▶ [GIVEN TASK] Reproduce the listing below without any change.

▶ [DATA IN THIS EXERCISE]
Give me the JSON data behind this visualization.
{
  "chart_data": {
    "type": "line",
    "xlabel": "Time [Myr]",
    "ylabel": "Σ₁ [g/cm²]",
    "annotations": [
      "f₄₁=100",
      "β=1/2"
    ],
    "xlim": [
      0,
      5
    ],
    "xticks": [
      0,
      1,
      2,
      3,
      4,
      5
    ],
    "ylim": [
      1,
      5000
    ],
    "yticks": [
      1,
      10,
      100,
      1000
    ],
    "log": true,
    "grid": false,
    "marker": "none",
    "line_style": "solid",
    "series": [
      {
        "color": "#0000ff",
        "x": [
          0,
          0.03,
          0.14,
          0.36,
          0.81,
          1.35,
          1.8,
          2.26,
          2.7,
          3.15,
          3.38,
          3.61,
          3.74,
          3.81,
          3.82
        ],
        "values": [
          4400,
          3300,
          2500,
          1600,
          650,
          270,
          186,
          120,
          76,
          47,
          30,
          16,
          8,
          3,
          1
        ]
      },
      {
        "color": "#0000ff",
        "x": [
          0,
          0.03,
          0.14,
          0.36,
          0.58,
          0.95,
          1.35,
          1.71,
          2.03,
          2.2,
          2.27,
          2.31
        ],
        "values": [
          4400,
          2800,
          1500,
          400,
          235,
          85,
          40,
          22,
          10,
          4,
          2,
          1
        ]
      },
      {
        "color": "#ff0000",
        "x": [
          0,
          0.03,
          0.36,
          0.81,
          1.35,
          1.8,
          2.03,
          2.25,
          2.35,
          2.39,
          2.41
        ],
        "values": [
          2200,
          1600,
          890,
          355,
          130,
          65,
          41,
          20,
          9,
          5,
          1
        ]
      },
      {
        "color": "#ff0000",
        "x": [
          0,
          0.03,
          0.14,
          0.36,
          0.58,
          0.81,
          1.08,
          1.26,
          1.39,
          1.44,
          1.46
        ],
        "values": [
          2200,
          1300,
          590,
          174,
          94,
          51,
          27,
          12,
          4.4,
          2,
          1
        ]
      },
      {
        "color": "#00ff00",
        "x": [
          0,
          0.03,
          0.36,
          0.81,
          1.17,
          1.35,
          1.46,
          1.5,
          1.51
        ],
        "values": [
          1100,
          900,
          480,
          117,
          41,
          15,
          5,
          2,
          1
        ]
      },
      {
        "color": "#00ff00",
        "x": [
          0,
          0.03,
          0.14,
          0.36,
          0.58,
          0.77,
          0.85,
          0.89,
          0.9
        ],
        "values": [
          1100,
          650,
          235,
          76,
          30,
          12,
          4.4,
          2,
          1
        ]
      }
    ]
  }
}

▶ [TASK SOLUTION]
Give me the JSON data behind this visualization.
{
  "chart_data": {
    "type": "line",
    "xlabel": "Time [Myr]",
    "ylabel": "Σ₁ [g/cm²]",
    "annotations": [
      "f₄₁=100",
      "β=1/2"
    ],
    "xlim": [
      0,
      5
    ],
    "xticks": [
      0,
      1,
      2,
      3,
      4,
      5
    ],
    "ylim": [
      1,
      5000
    ],
    "yticks": [
      1,
      10,
      100,
      1000
    ],
    "log": true,
    "grid": false,
    "marker": "none",
    "line_style": "solid",
    "series": [
      {
        "color": "#0000ff",
        "x": [
          0,
          0.03,
          0.14,
          0.36,
          0.81,
          1.35,
          1.8,
          2.26,
          2.7,
          3.15,
          3.38,
          3.61,
          3.74,
          3.81,
          3.82
        ],
        "values": [
          4400,
          3300,
          2500,
          1600,
          650,
          270,
          186,
          120,
          76,
          47,
          30,
          16,
          8,
          3,
          1
        ]
      },
      {
        "color": "#0000ff",
        "x": [
          0,
          0.03,
          0.14,
          0.36,
          0.58,
          0.95,
          1.35,
          1.71,
          2.03,
          2.2,
          2.27,
          2.31
        ],
        "values": [
          4400,
          2800,
          1500,
          400,
          235,
          85,
          40,
          22,
          10,
          4,
          2,
          1
        ]
      },
      {
        "color": "#ff0000",
        "x": [
          0,
          0.03,
          0.36,
          0.81,
          1.35,
          1.8,
          2.03,
          2.25,
          2.35,
          2.39,
          2.41
        ],
        "values": [
          2200,
          1600,
          890,
          355,
          130,
          65,
          41,
          20,
          9,
          5,
          1
        ]
      },
      {
        "color": "#ff0000",
        "x": [
          0,
          0.03,
          0.14,
          0.36,
          0.58,
          0.81,
          1.08,
          1.26,
          1.39,
          1.44,
          1.46
        ],
        "values": [
          2200,
          1300,
          590,
          174,
          94,
          51,
          27,
          12,
          4.4,
          2,
          1
        ]
      },
      {
        "color": "#00ff00",
        "x": [
          0,
          0.03,
          0.36,
          0.81,
          1.17,
          1.35,
          1.46,
          1.5,
          1.51
        ],
        "values": [
          1100,
          900,
          480,
          117,
          41,
          15,
          5,
          2,
          1
        ]
      },
      {
        "color": "#00ff00",
        "x": [
          0,
          0.03,
          0.14,
          0.36,
          0.58,
          0.77,
          0.85,
          0.89,
          0.9
        ],
        "values": [
          1100,
          650,
          235,
          76,
          30,
          12,
          4.4,
          2,
          1
        ]
      }
    ]
  }
}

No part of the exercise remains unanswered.